━━━━━ Records provided ━━━━━

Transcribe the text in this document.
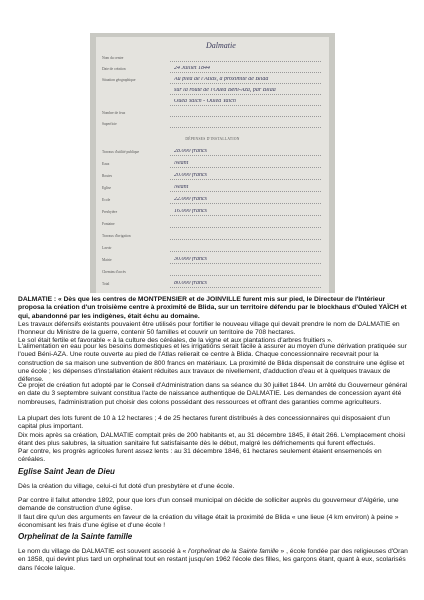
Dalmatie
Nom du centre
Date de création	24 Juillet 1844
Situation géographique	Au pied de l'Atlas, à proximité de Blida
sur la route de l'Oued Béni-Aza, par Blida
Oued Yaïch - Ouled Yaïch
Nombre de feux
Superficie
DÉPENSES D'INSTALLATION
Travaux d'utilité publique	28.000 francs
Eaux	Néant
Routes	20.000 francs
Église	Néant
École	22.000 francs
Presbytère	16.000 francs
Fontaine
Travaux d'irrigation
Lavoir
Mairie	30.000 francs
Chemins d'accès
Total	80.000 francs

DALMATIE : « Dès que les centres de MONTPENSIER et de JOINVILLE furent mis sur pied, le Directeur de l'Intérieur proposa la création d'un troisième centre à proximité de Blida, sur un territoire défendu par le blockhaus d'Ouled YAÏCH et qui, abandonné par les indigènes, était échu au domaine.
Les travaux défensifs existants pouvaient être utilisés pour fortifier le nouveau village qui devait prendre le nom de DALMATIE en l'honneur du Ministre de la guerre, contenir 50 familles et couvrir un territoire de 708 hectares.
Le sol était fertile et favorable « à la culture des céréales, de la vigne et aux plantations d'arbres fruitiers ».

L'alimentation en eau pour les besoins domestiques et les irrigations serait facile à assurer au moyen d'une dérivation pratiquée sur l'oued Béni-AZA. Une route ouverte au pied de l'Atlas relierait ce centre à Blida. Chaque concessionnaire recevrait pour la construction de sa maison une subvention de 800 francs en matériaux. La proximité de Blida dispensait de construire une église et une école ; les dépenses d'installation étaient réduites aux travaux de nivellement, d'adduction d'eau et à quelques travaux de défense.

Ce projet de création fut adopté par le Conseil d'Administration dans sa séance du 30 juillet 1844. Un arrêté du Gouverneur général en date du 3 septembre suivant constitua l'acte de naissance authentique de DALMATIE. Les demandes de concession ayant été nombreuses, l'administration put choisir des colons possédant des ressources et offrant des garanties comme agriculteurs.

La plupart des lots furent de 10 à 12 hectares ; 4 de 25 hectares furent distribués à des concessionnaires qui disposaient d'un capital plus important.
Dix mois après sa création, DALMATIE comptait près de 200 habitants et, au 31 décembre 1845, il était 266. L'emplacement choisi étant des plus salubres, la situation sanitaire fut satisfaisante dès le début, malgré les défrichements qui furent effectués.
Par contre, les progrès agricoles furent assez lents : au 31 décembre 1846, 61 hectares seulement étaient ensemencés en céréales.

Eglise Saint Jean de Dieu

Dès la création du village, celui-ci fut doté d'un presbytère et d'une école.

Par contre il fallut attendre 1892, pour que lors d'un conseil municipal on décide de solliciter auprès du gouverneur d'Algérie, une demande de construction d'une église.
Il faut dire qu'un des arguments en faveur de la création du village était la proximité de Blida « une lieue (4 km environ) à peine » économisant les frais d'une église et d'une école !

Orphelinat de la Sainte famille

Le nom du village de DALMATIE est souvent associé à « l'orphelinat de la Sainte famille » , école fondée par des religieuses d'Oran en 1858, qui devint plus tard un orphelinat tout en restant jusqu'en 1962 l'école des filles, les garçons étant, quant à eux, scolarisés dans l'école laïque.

━━━━━

= Work instructions =
In the records above, find the lines containing "création" and copy them.

= Answer to this problem =
Date de création	24 Juillet 1844
DALMATIE : « Dès que les centres de MONTPENSIER et de JOINVILLE furent mis sur pied, le Directeur de l'Intérieur proposa la création d'un troisième centre à proximité de Blida, sur un territoire défendu par le blockhaus d'Ouled YAÏCH et qui, abandonné par les indigènes, était échu au domaine.
Ce projet de création fut adopté par le Conseil d'Administration dans sa séance du 30 juillet 1844. Un arrêté du Gouverneur général en date du 3 septembre suivant constitua l'acte de naissance authentique de DALMATIE. Les demandes de concession ayant été nombreuses, l'administration put choisir des colons possédant des ressources et offrant des garanties comme agriculteurs.
Dix mois après sa création, DALMATIE comptait près de 200 habitants et, au 31 décembre 1845, il était 266. L'emplacement choisi étant des plus salubres, la situation sanitaire fut satisfaisante dès le début, malgré les défrichements qui furent effectués.
Dès la création du village, celui-ci fut doté d'un presbytère et d'une école.
Il faut dire qu'un des arguments en faveur de la création du village était la proximité de Blida « une lieue (4 km environ) à peine » économisant les frais d'une église et d'une école !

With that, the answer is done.